**TO DO:**
Using the text on adding and subtracting mixed fractions below, decide whether each statement agrees with it. For each one, answer yes or no and quote the deciding words.
1. In Example 1, fifteen is named as the least common multiple of 3 and 5.
2. Method 1 ends by expressing the answer as an improper fraction.
3. Dividing 43 by 10 leaves a remainder of three.

**TEXT EXTRACT:**
•••••

Let us now add the resulting fractions.

$\frac{55}{10}-\frac{12}{10}=\frac{43}{10}$

Reducing $\frac{43}{10}$ to mixed form will give us $4\frac{3}{10}$. Using division, 43 ÷10=4 remainder three ( 3 ).

Adding/ Subtracting  with Mixed Fractions

Method 1: Convert Mixed Fractions to Improper Fractions

Step 1: Perform the conversion of mixed fractions to improper fractions.
Step 2: Scenario 1: If the denominators are the same, take the same denominator.
Scenario 2:If the denominators are different, find the LCD of the denominators.
       Multiply the denominator of each of the given fractions by a factor such that the product is the least common denominator. Multiply also the same factor to their numerators.
Step 3: Take the same denominators from Step 2.
Step 4: Add/ Subtract the numerators.
Step 5: Simplify. Express your answer in mixed fractions

Examples

Example 1: Add the fractions, $2\frac{1}{3}$+$1\frac{2}{5}$.

Step 1: Perform the conversion of the given mixed fractions to improper fractions.

Conversion of a mixed fraction to an improper fraction

$2\frac{1}{3}=\frac{7}{3}$; $1\frac{2}{5}=\frac{7}{5}$

Step 2: Scenario 2: The fractions have different denominators

Fifteen is the least common multiple of 3 and 5. Thus,

$\frac{7}{3} x \frac{5}{5} = \frac{35}{15}$; $\frac{7}{5} x \frac{3}{3} = \frac{21}{15}$

Step 3: Take the same denominators from Step 2.

$\frac{35}{15} + \frac{21}{15} =\frac{?}{15}$

 Step 4: Add/ Subtract the numerators.

$\frac{35}{15} + \frac{21}{15} =\frac{56}{15}$

Step 5: Simplify. Express your answer in mixed fractions.

•••••

**EXTRACTED DATA:**
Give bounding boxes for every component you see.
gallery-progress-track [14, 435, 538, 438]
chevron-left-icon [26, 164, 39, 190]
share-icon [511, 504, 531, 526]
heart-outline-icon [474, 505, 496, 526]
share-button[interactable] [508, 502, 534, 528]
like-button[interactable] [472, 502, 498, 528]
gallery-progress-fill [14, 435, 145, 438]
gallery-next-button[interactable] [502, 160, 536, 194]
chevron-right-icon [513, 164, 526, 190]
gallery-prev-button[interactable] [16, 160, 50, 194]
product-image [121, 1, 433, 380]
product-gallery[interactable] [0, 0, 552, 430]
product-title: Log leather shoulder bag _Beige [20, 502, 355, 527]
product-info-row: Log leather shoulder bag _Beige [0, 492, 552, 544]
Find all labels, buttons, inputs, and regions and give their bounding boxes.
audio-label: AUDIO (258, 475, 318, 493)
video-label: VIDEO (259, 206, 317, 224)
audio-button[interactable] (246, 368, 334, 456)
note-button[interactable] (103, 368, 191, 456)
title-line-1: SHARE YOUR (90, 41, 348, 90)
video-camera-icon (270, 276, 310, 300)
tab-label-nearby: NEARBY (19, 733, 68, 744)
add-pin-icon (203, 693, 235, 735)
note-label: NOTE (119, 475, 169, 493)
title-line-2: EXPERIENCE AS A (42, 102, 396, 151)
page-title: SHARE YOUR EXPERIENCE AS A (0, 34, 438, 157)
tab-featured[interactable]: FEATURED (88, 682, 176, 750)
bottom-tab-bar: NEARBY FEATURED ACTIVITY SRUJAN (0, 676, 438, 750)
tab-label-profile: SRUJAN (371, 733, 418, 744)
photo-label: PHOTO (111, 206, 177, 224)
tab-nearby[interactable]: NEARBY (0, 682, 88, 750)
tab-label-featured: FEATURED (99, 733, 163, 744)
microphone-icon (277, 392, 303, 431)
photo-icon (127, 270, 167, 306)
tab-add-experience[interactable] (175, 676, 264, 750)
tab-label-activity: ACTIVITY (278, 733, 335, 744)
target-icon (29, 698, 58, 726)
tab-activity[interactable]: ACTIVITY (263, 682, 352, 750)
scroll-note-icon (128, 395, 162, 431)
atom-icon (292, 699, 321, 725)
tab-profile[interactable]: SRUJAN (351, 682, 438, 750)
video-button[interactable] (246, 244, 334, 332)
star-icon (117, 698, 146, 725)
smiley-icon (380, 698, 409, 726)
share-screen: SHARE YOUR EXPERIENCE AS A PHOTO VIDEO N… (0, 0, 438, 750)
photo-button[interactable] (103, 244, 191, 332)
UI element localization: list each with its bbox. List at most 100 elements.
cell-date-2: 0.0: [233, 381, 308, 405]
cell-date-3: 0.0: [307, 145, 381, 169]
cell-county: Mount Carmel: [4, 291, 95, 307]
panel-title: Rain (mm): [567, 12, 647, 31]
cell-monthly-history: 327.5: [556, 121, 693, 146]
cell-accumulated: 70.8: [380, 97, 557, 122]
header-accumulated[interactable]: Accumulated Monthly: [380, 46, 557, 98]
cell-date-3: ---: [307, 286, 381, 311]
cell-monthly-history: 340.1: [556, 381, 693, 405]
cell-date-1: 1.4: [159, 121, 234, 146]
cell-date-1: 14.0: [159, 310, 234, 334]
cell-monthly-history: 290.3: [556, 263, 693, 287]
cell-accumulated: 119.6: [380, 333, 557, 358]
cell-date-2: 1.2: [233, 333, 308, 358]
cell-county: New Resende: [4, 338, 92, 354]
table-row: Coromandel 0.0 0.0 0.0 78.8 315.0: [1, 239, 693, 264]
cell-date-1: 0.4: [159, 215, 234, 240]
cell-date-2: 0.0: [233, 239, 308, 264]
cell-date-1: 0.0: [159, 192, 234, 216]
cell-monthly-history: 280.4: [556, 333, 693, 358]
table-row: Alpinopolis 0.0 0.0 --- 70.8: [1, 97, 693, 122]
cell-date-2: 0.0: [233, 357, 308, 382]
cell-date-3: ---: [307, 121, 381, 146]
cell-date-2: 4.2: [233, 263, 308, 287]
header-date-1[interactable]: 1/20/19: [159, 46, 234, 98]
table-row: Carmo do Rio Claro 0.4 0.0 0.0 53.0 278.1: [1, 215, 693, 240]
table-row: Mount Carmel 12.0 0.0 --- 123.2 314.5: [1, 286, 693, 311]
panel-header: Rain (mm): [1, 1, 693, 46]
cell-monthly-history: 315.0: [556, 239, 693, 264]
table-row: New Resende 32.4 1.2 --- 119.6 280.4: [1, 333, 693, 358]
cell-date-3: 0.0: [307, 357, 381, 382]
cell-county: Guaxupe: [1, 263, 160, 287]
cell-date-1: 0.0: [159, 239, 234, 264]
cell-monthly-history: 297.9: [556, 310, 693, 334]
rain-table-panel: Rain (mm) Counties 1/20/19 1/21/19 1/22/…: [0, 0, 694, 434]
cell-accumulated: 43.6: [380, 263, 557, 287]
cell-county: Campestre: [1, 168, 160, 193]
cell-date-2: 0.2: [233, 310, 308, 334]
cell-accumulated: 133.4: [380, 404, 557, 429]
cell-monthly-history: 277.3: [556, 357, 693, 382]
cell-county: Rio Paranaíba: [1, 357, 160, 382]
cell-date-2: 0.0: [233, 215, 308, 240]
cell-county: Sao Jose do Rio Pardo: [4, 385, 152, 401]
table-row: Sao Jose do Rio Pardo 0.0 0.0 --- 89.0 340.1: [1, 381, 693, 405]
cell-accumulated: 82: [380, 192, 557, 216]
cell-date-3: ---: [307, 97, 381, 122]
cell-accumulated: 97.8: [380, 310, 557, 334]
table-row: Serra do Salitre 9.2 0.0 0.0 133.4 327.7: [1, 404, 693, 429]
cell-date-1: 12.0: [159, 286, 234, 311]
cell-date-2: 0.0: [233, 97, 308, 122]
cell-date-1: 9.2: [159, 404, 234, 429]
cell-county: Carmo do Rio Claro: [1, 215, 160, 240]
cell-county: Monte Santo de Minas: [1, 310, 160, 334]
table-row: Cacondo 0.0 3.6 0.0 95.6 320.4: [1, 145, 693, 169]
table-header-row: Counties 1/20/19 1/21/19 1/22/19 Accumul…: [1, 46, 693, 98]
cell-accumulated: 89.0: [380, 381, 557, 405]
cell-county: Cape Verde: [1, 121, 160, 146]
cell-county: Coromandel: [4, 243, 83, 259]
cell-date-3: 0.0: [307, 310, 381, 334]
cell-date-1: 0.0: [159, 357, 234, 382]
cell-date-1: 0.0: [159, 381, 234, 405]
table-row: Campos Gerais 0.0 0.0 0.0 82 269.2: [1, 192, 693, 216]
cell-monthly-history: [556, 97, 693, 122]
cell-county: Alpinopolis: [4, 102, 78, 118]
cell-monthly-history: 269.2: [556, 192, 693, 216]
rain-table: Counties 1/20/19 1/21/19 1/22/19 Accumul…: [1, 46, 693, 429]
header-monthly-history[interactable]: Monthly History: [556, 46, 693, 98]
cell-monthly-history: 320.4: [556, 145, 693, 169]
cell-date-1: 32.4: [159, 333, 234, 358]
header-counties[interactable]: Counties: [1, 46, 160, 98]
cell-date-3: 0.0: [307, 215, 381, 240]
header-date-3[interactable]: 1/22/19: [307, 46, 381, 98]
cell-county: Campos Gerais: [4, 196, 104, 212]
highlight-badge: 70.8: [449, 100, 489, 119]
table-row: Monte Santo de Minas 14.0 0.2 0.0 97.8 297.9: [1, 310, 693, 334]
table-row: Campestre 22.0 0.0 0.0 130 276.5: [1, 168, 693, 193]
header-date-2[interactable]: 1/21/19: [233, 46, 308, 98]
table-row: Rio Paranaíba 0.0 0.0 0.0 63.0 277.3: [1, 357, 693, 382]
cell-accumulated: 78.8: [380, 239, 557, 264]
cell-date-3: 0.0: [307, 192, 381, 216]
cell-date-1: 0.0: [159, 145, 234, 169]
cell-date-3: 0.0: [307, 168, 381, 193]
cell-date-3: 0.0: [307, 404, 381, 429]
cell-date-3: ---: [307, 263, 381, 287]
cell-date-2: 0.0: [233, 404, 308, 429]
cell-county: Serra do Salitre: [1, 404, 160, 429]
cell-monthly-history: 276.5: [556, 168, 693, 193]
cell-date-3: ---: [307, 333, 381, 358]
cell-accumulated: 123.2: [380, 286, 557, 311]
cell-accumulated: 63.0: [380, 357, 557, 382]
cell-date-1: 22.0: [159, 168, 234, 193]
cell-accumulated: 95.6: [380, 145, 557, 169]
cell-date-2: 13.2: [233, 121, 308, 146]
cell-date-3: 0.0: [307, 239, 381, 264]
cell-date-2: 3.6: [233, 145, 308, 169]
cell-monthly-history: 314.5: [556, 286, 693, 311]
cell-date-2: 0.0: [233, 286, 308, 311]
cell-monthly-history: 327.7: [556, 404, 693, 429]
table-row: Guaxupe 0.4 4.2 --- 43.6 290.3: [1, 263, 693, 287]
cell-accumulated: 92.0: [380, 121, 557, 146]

•••••

**ANSWER:**
1. Yes: "Fifteen is the least common multiple of 3 and 5."
2. No: "Express your answer in mixed fractions"
3. Yes: "43 ÷10=4 remainder three"